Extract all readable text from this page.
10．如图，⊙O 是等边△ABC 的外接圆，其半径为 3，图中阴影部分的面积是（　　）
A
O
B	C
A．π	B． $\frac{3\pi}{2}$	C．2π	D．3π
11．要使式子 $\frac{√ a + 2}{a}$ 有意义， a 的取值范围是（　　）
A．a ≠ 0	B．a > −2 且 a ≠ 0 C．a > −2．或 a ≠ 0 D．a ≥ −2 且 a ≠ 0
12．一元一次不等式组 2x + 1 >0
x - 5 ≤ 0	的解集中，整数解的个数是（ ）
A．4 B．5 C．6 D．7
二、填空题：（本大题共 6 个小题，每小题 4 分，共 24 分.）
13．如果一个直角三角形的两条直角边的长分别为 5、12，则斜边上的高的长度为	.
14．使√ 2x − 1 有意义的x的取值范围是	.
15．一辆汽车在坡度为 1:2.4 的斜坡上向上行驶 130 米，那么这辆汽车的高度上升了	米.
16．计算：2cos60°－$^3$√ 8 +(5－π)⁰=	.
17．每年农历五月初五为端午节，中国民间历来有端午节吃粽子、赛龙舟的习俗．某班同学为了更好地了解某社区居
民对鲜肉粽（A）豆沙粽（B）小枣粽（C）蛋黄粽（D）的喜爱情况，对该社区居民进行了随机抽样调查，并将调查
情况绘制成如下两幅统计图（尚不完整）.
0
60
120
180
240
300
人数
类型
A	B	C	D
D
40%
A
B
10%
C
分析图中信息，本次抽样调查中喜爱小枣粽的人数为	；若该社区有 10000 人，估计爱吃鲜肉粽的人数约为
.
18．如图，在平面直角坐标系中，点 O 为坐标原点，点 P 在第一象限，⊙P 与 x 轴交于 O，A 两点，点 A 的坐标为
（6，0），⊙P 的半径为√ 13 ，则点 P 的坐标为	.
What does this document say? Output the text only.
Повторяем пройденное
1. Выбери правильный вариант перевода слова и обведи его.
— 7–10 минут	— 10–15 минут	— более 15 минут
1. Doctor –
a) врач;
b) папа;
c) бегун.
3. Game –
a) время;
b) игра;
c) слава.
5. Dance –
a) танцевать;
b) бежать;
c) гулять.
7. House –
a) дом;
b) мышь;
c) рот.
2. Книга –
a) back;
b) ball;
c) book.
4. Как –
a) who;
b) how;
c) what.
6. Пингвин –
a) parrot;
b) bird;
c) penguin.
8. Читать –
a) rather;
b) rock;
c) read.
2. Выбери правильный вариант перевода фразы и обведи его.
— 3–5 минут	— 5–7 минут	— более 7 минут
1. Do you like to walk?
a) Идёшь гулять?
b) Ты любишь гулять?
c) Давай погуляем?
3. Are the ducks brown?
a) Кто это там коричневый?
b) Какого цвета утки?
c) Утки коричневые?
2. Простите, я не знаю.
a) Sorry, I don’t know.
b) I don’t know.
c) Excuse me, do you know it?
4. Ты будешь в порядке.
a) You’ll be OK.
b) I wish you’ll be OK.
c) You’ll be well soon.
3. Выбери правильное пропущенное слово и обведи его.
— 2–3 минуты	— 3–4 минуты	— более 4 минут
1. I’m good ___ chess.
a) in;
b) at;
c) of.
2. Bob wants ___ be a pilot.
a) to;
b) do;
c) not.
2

═══

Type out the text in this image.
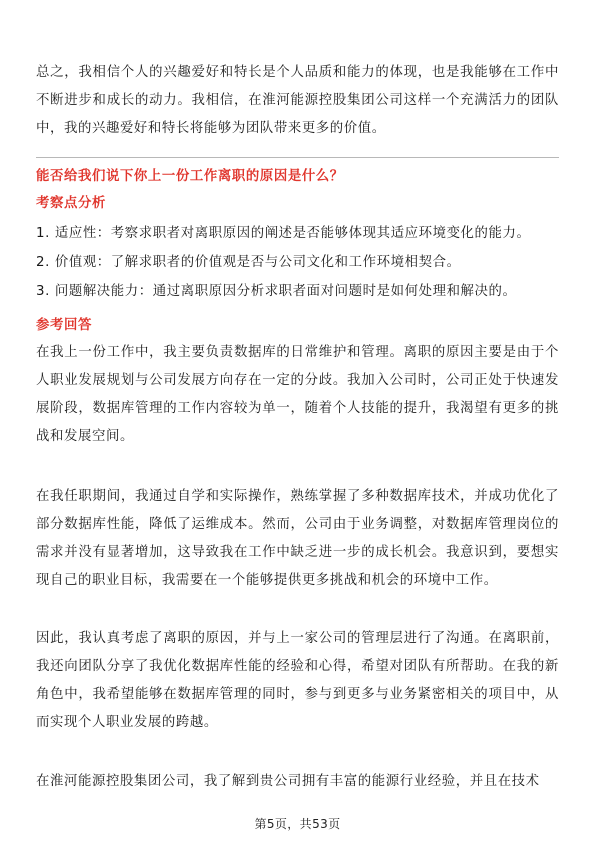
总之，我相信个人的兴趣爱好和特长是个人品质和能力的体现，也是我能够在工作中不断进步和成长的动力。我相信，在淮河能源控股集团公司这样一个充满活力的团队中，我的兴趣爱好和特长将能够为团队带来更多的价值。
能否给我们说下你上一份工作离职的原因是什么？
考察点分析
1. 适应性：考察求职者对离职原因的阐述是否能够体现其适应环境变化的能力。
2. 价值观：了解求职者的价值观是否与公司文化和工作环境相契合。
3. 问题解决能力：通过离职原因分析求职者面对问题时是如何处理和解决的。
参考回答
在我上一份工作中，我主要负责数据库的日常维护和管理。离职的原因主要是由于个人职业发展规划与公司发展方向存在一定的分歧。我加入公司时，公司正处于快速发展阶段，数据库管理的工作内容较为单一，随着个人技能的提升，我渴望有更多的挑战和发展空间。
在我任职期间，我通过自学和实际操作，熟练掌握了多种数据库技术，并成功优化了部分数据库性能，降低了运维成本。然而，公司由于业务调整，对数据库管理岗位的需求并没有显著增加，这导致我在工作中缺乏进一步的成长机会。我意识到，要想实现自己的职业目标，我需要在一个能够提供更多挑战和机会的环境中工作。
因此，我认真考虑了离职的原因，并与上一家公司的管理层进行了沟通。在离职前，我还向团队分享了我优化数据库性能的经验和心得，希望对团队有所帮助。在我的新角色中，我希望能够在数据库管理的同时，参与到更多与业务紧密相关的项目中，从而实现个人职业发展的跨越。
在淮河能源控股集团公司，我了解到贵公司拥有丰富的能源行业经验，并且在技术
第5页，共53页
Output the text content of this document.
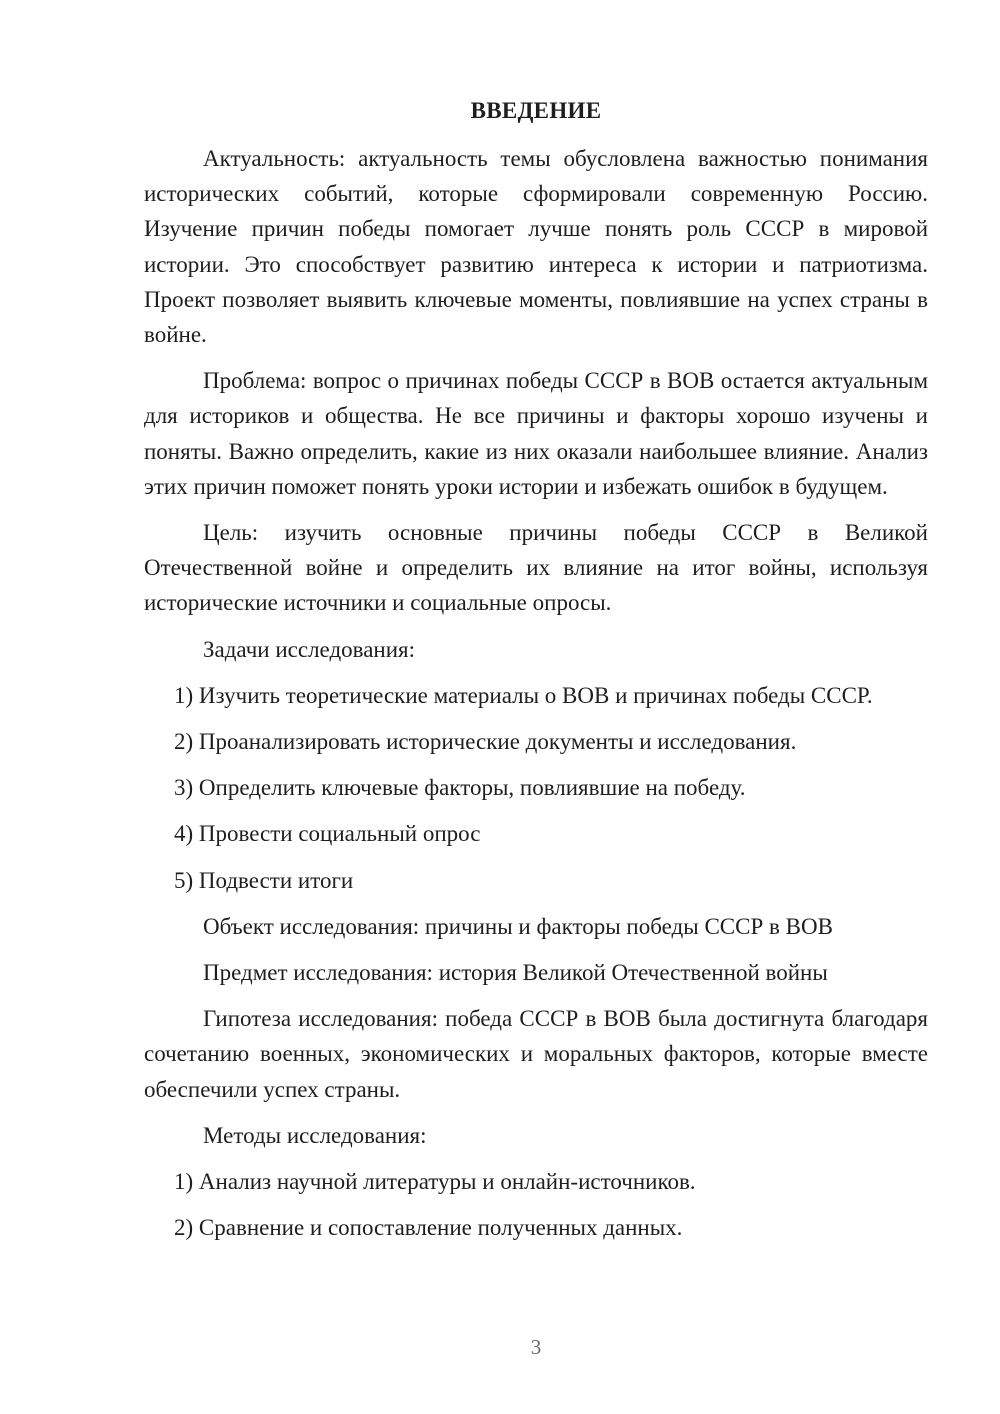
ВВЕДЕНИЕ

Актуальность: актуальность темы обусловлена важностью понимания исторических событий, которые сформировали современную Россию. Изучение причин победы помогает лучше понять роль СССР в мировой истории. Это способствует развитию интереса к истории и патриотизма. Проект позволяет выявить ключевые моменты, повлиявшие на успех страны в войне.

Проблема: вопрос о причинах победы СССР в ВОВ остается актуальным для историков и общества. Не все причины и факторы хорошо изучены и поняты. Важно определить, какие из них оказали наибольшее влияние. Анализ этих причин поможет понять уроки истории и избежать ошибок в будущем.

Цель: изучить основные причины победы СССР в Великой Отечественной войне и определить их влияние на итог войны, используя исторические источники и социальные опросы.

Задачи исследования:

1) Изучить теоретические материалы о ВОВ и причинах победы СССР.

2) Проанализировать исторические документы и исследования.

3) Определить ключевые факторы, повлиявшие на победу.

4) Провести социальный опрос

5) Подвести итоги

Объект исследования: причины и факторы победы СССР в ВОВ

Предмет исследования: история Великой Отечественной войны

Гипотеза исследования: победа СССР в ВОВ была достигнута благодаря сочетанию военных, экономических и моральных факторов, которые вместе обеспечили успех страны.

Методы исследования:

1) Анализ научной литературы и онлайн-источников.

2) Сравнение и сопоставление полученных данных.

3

═══

## The task
Determine how many lines of the material include the string "исторические". Output only that count.

## Task solution
2